SET PROBLEM =
Each line that contains the string "Daily" counts once; report how many such lines appear in the data, as a number only.
═══
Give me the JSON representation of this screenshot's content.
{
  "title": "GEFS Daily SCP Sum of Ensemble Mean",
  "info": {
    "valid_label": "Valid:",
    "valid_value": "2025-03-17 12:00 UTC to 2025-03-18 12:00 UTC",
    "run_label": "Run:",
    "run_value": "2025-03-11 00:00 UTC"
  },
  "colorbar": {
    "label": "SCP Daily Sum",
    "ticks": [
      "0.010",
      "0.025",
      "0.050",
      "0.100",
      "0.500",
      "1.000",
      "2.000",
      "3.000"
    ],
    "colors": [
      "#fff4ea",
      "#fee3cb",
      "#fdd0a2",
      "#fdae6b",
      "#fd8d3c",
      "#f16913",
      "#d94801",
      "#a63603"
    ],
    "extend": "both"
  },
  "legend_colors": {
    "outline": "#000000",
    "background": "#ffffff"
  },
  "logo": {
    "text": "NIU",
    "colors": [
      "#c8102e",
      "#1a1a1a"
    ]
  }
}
═══
EXERCISE RESULT =
2